● **TASK**: Without the pictures, set down the records below word for word.

● **TASK INPUT**:
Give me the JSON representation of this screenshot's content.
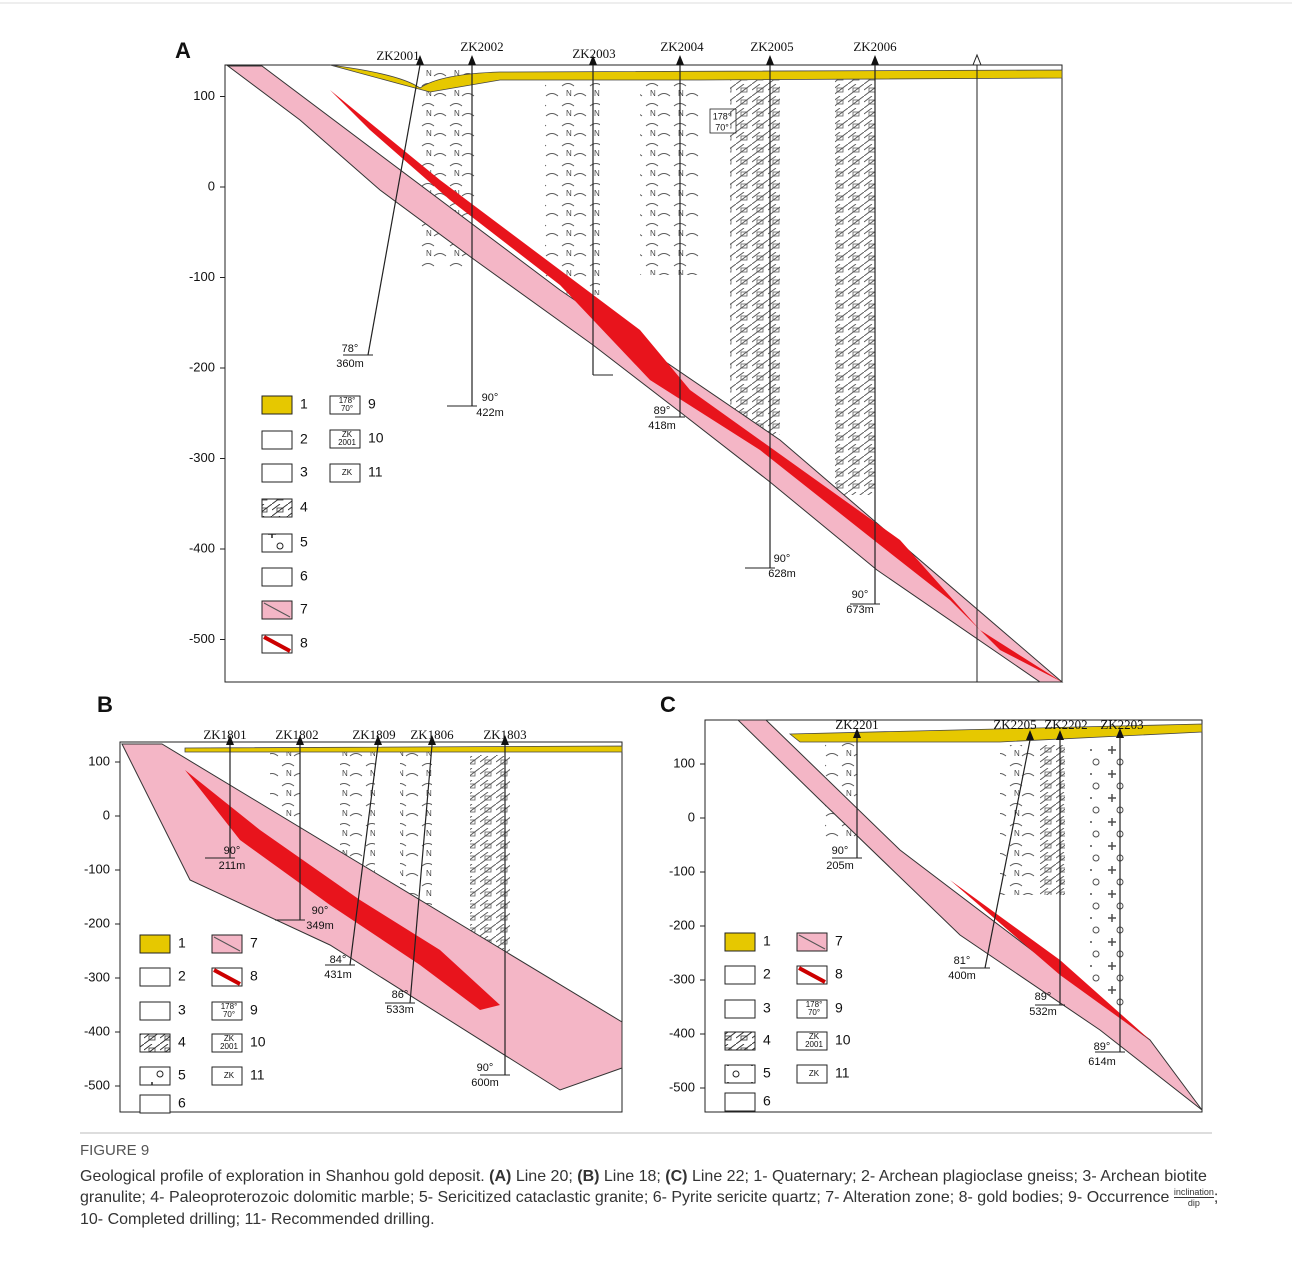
{
  "panels": [
    {
      "label": "A",
      "yticks": [
        100,
        0,
        -100,
        -200,
        -300,
        -400,
        -500
      ],
      "holes": [
        {
          "name": "ZK2001",
          "angle": "78°",
          "depth": "360m"
        },
        {
          "name": "ZK2002",
          "angle": "90°",
          "depth": "422m"
        },
        {
          "name": "ZK2003"
        },
        {
          "name": "ZK2004",
          "angle": "89°",
          "depth": "418m"
        },
        {
          "name": "ZK2005",
          "angle": "90°",
          "depth": "628m"
        },
        {
          "name": "ZK2006",
          "angle": "90°",
          "depth": "673m"
        }
      ],
      "occurrence": [
        "178°",
        "70°"
      ],
      "legend": [
        {
          "number": "1"
        },
        {
          "number": "2"
        },
        {
          "number": "3"
        },
        {
          "number": "4"
        },
        {
          "number": "5"
        },
        {
          "number": "6"
        },
        {
          "number": "7"
        },
        {
          "number": "8"
        },
        {
          "number": "9",
          "symbol": [
            "178°",
            "70°"
          ]
        },
        {
          "number": "10",
          "symbol": [
            "ZK",
            "2001"
          ]
        },
        {
          "number": "11",
          "symbol": [
            "ZK"
          ]
        }
      ]
    },
    {
      "label": "B",
      "yticks": [
        100,
        0,
        -100,
        -200,
        -300,
        -400,
        -500
      ],
      "holes": [
        {
          "name": "ZK1801",
          "angle": "90°",
          "depth": "211m"
        },
        {
          "name": "ZK1802",
          "angle": "90°",
          "depth": "349m"
        },
        {
          "name": "ZK1809",
          "angle": "84°",
          "depth": "431m"
        },
        {
          "name": "ZK1806",
          "angle": "86°",
          "depth": "533m"
        },
        {
          "name": "ZK1803",
          "angle": "90°",
          "depth": "600m"
        }
      ],
      "legend": [
        {
          "number": "1"
        },
        {
          "number": "2"
        },
        {
          "number": "3"
        },
        {
          "number": "4"
        },
        {
          "number": "5"
        },
        {
          "number": "6"
        },
        {
          "number": "7"
        },
        {
          "number": "8"
        },
        {
          "number": "9",
          "symbol": [
            "178°",
            "70°"
          ]
        },
        {
          "number": "10",
          "symbol": [
            "ZK",
            "2001"
          ]
        },
        {
          "number": "11",
          "symbol": [
            "ZK"
          ]
        }
      ]
    },
    {
      "label": "C",
      "yticks": [
        100,
        0,
        -100,
        -200,
        -300,
        -400,
        -500
      ],
      "holes": [
        {
          "name": "ZK2201",
          "angle": "90°",
          "depth": "205m"
        },
        {
          "name": "ZK2205",
          "angle": "81°",
          "depth": "400m"
        },
        {
          "name": "ZK2202",
          "angle": "89°",
          "depth": "532m"
        },
        {
          "name": "ZK2203",
          "angle": "89°",
          "depth": "614m"
        }
      ],
      "legend": [
        {
          "number": "1"
        },
        {
          "number": "2"
        },
        {
          "number": "3"
        },
        {
          "number": "4"
        },
        {
          "number": "5"
        },
        {
          "number": "6"
        },
        {
          "number": "7"
        },
        {
          "number": "8"
        },
        {
          "number": "9",
          "symbol": [
            "178°",
            "70°"
          ]
        },
        {
          "number": "10",
          "symbol": [
            "ZK",
            "2001"
          ]
        },
        {
          "number": "11",
          "symbol": [
            "ZK"
          ]
        }
      ]
    }
  ],
  "caption": {
    "label": "FIGURE 9",
    "text_1": "Geological profile of exploration in Shanhou gold deposit.",
    "panel_a": "(A)",
    "text_2": "Line 20;",
    "panel_b": "(B)",
    "text_3": "Line 18;",
    "panel_c": "(C)",
    "text_4": "Line 22; 1- Quaternary; 2- Archean plagioclase gneiss; 3- Archean biotite granulite; 4- Paleoproterozoic dolomitic marble; 5- Sericitized cataclastic granite; 6- Pyrite sericite quartz; 7- Alteration zone; 8- gold bodies; 9- Occurrence",
    "fraction_top": "inclination",
    "fraction_bottom": "dip",
    "text_5": "; 10- Completed drilling; 11- Recommended drilling."
  }
}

● **RESPONSE TO THE TASK**:
Give me the JSON representation of this screenshot's content.
{
  "panels": [
    {
      "label": "A",
      "yticks": [
        100,
        0,
        -100,
        -200,
        -300,
        -400,
        -500
      ],
      "holes": [
        {
          "name": "ZK2001",
          "angle": "78°",
          "depth": "360m"
        },
        {
          "name": "ZK2002",
          "angle": "90°",
          "depth": "422m"
        },
        {
          "name": "ZK2003"
        },
        {
          "name": "ZK2004",
          "angle": "89°",
          "depth": "418m"
        },
        {
          "name": "ZK2005",
          "angle": "90°",
          "depth": "628m"
        },
        {
          "name": "ZK2006",
          "angle": "90°",
          "depth": "673m"
        }
      ],
      "occurrence": [
        "178°",
        "70°"
      ],
      "legend": [
        {
          "number": "1"
        },
        {
          "number": "2"
        },
        {
          "number": "3"
        },
        {
          "number": "4"
        },
        {
          "number": "5"
        },
        {
          "number": "6"
        },
        {
          "number": "7"
        },
        {
          "number": "8"
        },
        {
          "number": "9",
          "symbol": [
            "178°",
            "70°"
          ]
        },
        {
          "number": "10",
          "symbol": [
            "ZK",
            "2001"
          ]
        },
        {
          "number": "11",
          "symbol": [
            "ZK"
          ]
        }
      ]
    },
    {
      "label": "B",
      "yticks": [
        100,
        0,
        -100,
        -200,
        -300,
        -400,
        -500
      ],
      "holes": [
        {
          "name": "ZK1801",
          "angle": "90°",
          "depth": "211m"
        },
        {
          "name": "ZK1802",
          "angle": "90°",
          "depth": "349m"
        },
        {
          "name": "ZK1809",
          "angle": "84°",
          "depth": "431m"
        },
        {
          "name": "ZK1806",
          "angle": "86°",
          "depth": "533m"
        },
        {
          "name": "ZK1803",
          "angle": "90°",
          "depth": "600m"
        }
      ],
      "legend": [
        {
          "number": "1"
        },
        {
          "number": "2"
        },
        {
          "number": "3"
        },
        {
          "number": "4"
        },
        {
          "number": "5"
        },
        {
          "number": "6"
        },
        {
          "number": "7"
        },
        {
          "number": "8"
        },
        {
          "number": "9",
          "symbol": [
            "178°",
            "70°"
          ]
        },
        {
          "number": "10",
          "symbol": [
            "ZK",
            "2001"
          ]
        },
        {
          "number": "11",
          "symbol": [
            "ZK"
          ]
        }
      ]
    },
    {
      "label": "C",
      "yticks": [
        100,
        0,
        -100,
        -200,
        -300,
        -400,
        -500
      ],
      "holes": [
        {
          "name": "ZK2201",
          "angle": "90°",
          "depth": "205m"
        },
        {
          "name": "ZK2205",
          "angle": "81°",
          "depth": "400m"
        },
        {
          "name": "ZK2202",
          "angle": "89°",
          "depth": "532m"
        },
        {
          "name": "ZK2203",
          "angle": "89°",
          "depth": "614m"
        }
      ],
      "legend": [
        {
          "number": "1"
        },
        {
          "number": "2"
        },
        {
          "number": "3"
        },
        {
          "number": "4"
        },
        {
          "number": "5"
        },
        {
          "number": "6"
        },
        {
          "number": "7"
        },
        {
          "number": "8"
        },
        {
          "number": "9",
          "symbol": [
            "178°",
            "70°"
          ]
        },
        {
          "number": "10",
          "symbol": [
            "ZK",
            "2001"
          ]
        },
        {
          "number": "11",
          "symbol": [
            "ZK"
          ]
        }
      ]
    }
  ],
  "caption": {
    "label": "FIGURE 9",
    "text_1": "Geological profile of exploration in Shanhou gold deposit.",
    "panel_a": "(A)",
    "text_2": "Line 20;",
    "panel_b": "(B)",
    "text_3": "Line 18;",
    "panel_c": "(C)",
    "text_4": "Line 22; 1- Quaternary; 2- Archean plagioclase gneiss; 3- Archean biotite granulite; 4- Paleoproterozoic dolomitic marble; 5- Sericitized cataclastic granite; 6- Pyrite sericite quartz; 7- Alteration zone; 8- gold bodies; 9- Occurrence",
    "fraction_top": "inclination",
    "fraction_bottom": "dip",
    "text_5": "; 10- Completed drilling; 11- Recommended drilling."
  }
}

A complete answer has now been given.